-- TASK REQUIREMENTS --
Please give the listing again, word for word, with nothing left out.

-- RECORDS PROVIDED --
-*-*-

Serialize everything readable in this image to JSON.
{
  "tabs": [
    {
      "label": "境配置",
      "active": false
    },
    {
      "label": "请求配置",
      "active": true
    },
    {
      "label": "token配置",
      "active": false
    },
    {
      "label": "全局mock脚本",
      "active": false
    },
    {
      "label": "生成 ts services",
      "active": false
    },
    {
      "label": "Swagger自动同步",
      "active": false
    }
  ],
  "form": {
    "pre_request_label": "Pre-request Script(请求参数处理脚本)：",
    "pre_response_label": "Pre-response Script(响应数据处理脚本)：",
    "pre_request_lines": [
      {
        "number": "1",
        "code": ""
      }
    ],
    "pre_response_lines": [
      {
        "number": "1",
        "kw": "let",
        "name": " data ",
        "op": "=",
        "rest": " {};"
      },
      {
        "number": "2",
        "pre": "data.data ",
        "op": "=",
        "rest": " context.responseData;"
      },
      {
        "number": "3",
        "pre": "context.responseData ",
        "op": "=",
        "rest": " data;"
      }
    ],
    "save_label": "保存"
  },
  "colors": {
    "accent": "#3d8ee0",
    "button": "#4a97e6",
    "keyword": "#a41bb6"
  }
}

-*-*-

-- REPLY TO THE EXERCISE --
Serialize everything readable in this image to JSON.
{
  "tabs": [
    {
      "label": "境配置",
      "active": false
    },
    {
      "label": "请求配置",
      "active": true
    },
    {
      "label": "token配置",
      "active": false
    },
    {
      "label": "全局mock脚本",
      "active": false
    },
    {
      "label": "生成 ts services",
      "active": false
    },
    {
      "label": "Swagger自动同步",
      "active": false
    }
  ],
  "form": {
    "pre_request_label": "Pre-request Script(请求参数处理脚本)：",
    "pre_response_label": "Pre-response Script(响应数据处理脚本)：",
    "pre_request_lines": [
      {
        "number": "1",
        "code": ""
      }
    ],
    "pre_response_lines": [
      {
        "number": "1",
        "kw": "let",
        "name": " data ",
        "op": "=",
        "rest": " {};"
      },
      {
        "number": "2",
        "pre": "data.data ",
        "op": "=",
        "rest": " context.responseData;"
      },
      {
        "number": "3",
        "pre": "context.responseData ",
        "op": "=",
        "rest": " data;"
      }
    ],
    "save_label": "保存"
  },
  "colors": {
    "accent": "#3d8ee0",
    "button": "#4a97e6",
    "keyword": "#a41bb6"
  }
}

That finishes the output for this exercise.